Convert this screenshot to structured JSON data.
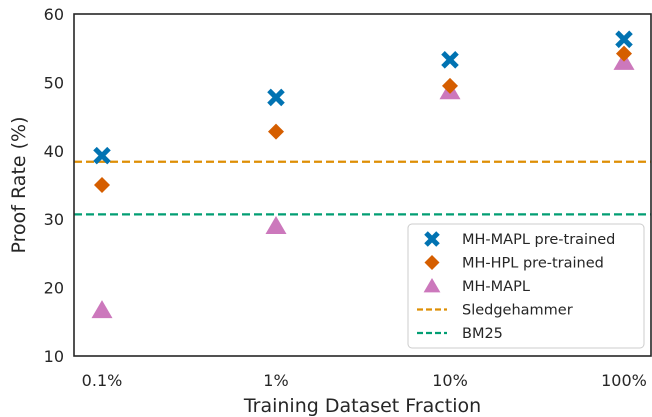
{
  "chart_data": {
    "type": "scatter",
    "categories": [
      "0.1%",
      "1%",
      "10%",
      "100%"
    ],
    "xlabel": "Training Dataset Fraction",
    "ylabel": "Proof Rate (%)",
    "ylim": [
      10,
      60
    ],
    "yticks": [
      10,
      20,
      30,
      40,
      50,
      60
    ],
    "grid": false,
    "legend_position": "lower-right",
    "series": [
      {
        "name": "MH-MAPL pre-trained",
        "marker": "x",
        "color": "#0173b2",
        "values": [
          39.3,
          47.8,
          53.3,
          56.3
        ]
      },
      {
        "name": "MH-HPL pre-trained",
        "marker": "diamond",
        "color": "#d55e00",
        "values": [
          35.0,
          42.8,
          49.5,
          54.2
        ]
      },
      {
        "name": "MH-MAPL",
        "marker": "triangle",
        "color": "#cc78bc",
        "values": [
          16.7,
          29.0,
          48.7,
          53.0
        ]
      }
    ],
    "hlines": [
      {
        "name": "Sledgehammer",
        "color": "#de8f05",
        "value": 38.4,
        "style": "dashed"
      },
      {
        "name": "BM25",
        "color": "#029e73",
        "value": 30.7,
        "style": "dashed"
      }
    ]
  }
}
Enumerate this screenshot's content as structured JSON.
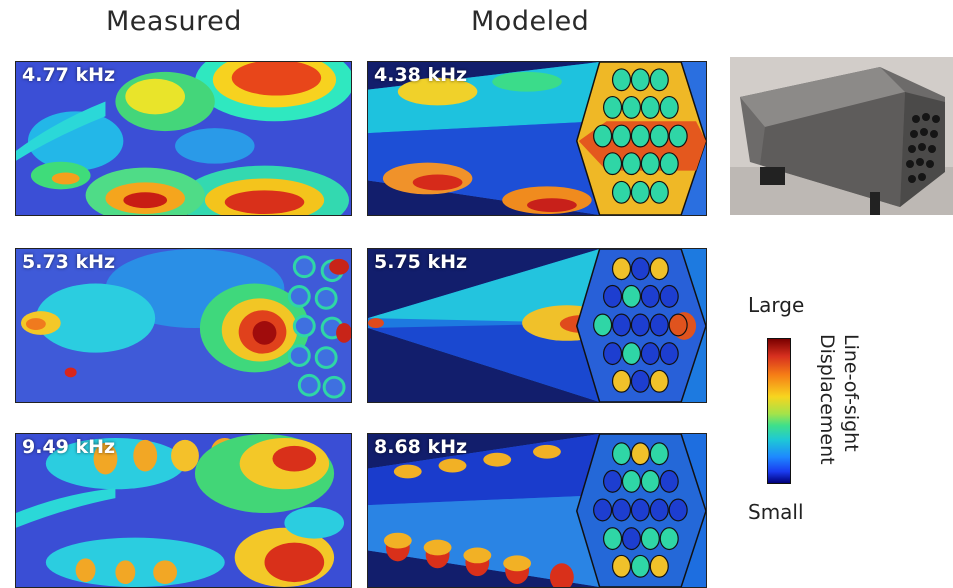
{
  "headers": {
    "measured": "Measured",
    "modeled": "Modeled"
  },
  "rows": [
    {
      "measured_freq": "4.77 kHz",
      "modeled_freq": "4.38 kHz"
    },
    {
      "measured_freq": "5.73 kHz",
      "modeled_freq": "5.75 kHz"
    },
    {
      "measured_freq": "9.49 kHz",
      "modeled_freq": "8.68 kHz"
    }
  ],
  "colorbar": {
    "top_label": "Large",
    "bottom_label": "Small",
    "title_line1": "Line-of-sight",
    "title_line2": "Displacement"
  },
  "colors": {
    "panel_bg_dark": "#0d1a6e",
    "measured_bg": "#3a3fd0",
    "modeled_bg": "#111d6b"
  }
}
^^^^
-- To be done --
All records should be output exactly, with the pictures left out.

-- Correct answer --
Convert this screenshot to structured JSON data.
{
  "chart_data": {
    "type": "scatter",
    "categories": [
      "0.1%",
      "1%",
      "10%",
      "100%"
    ],
    "xlabel": "Training Dataset Fraction",
    "ylabel": "Proof Rate (%)",
    "ylim": [
      10,
      60
    ],
    "yticks": [
      10,
      20,
      30,
      40,
      50,
      60
    ],
    "grid": false,
    "legend_position": "lower-right",
    "series": [
      {
        "name": "MH-MAPL pre-trained",
        "marker": "x",
        "color": "#0173b2",
        "values": [
          39.3,
          47.8,
          53.3,
          56.3
        ]
      },
      {
        "name": "MH-HPL pre-trained",
        "marker": "diamond",
        "color": "#d55e00",
        "values": [
          35.0,
          42.8,
          49.5,
          54.2
        ]
      },
      {
        "name": "MH-MAPL",
        "marker": "triangle",
        "color": "#cc78bc",
        "values": [
          16.7,
          29.0,
          48.7,
          53.0
        ]
      }
    ],
    "hlines": [
      {
        "name": "Sledgehammer",
        "color": "#de8f05",
        "value": 38.4,
        "style": "dashed"
      },
      {
        "name": "BM25",
        "color": "#029e73",
        "value": 30.7,
        "style": "dashed"
      }
    ]
  }
}
Enumerate this screenshot's content as structured JSON.
{
  "headers": {
    "measured": "Measured",
    "modeled": "Modeled"
  },
  "rows": [
    {
      "measured_freq": "4.77 kHz",
      "modeled_freq": "4.38 kHz"
    },
    {
      "measured_freq": "5.73 kHz",
      "modeled_freq": "5.75 kHz"
    },
    {
      "measured_freq": "9.49 kHz",
      "modeled_freq": "8.68 kHz"
    }
  ],
  "colorbar": {
    "top_label": "Large",
    "bottom_label": "Small",
    "title_line1": "Line-of-sight",
    "title_line2": "Displacement"
  },
  "colors": {
    "panel_bg_dark": "#0d1a6e",
    "measured_bg": "#3a3fd0",
    "modeled_bg": "#111d6b"
  }
}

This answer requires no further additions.